-- INPUT DATA follows --
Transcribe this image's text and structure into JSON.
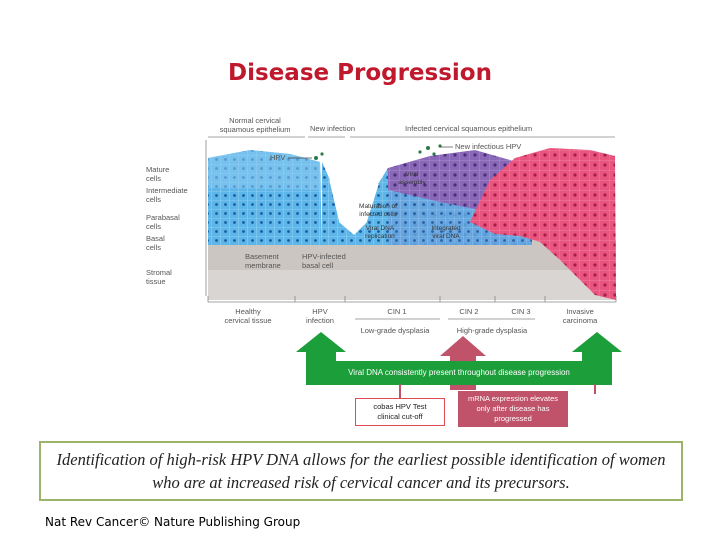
{
  "title": "Disease Progression",
  "figure": {
    "top_labels": {
      "normal": [
        "Normal cervical",
        "squamous epithelium"
      ],
      "new_infection": "New infection",
      "infected": "Infected cervical squamous epithelium"
    },
    "left_labels": {
      "mature": [
        "Mature",
        "cells"
      ],
      "intermediate": [
        "Intermediate",
        "cells"
      ],
      "parabasal": [
        "Parabasal",
        "cells"
      ],
      "basal": [
        "Basal",
        "cells"
      ],
      "stromal": [
        "Stromal",
        "tissue"
      ]
    },
    "inner_labels": {
      "hpv": "HPV",
      "new_hpv": "New infectious HPV",
      "viral_assembly": [
        "Viral",
        "assembly"
      ],
      "maturation": [
        "Maturation of",
        "infected cells"
      ],
      "viral_dna_replication": [
        "Viral DNA",
        "replication"
      ],
      "integrated_viral_dna": [
        "Integrated",
        "viral DNA"
      ],
      "basement": [
        "Basement",
        "membrane"
      ],
      "hpv_basal": [
        "HPV-infected",
        "basal cell"
      ]
    },
    "stages": {
      "healthy": [
        "Healthy",
        "cervical tissue"
      ],
      "hpv_infection": [
        "HPV",
        "infection"
      ],
      "cin1": "CIN 1",
      "cin2": "CIN 2",
      "cin3": "CIN 3",
      "invasive": [
        "Invasive",
        "carcinoma"
      ],
      "low_grade": "Low-grade dysplasia",
      "high_grade": "High-grade dysplasia"
    }
  },
  "banner": "Viral DNA consistently present throughout disease progression",
  "cobas_box": [
    "cobas HPV Test",
    "clinical cut-off"
  ],
  "mrna_box": [
    "mRNA expression elevates",
    "only after disease has",
    "progressed"
  ],
  "caption": "Identification of high-risk HPV DNA allows for the earliest possible identification of women who are at increased risk of cervical cancer and its precursors.",
  "source": "Nat Rev Cancer© Nature Publishing Group",
  "colors": {
    "title": "#c0182c",
    "normal_tissue": "#4aa8e0",
    "infected_tissue": "#7d5aa8",
    "cancer_tissue": "#e0507a",
    "stroma": "#c9c4c0",
    "green_arrow": "#1c9e3b",
    "red_arrow": "#c0536a",
    "caption_border": "#9bb36a"
  }
}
-- INPUT DATA concluded --
ABOUT THIS TASK:
Look for the string "grade" in the listing above and copy every line holding it.

TASK SOLUTION:
      "low_grade": "Low-grade dysplasia",
      "high_grade": "High-grade dysplasia"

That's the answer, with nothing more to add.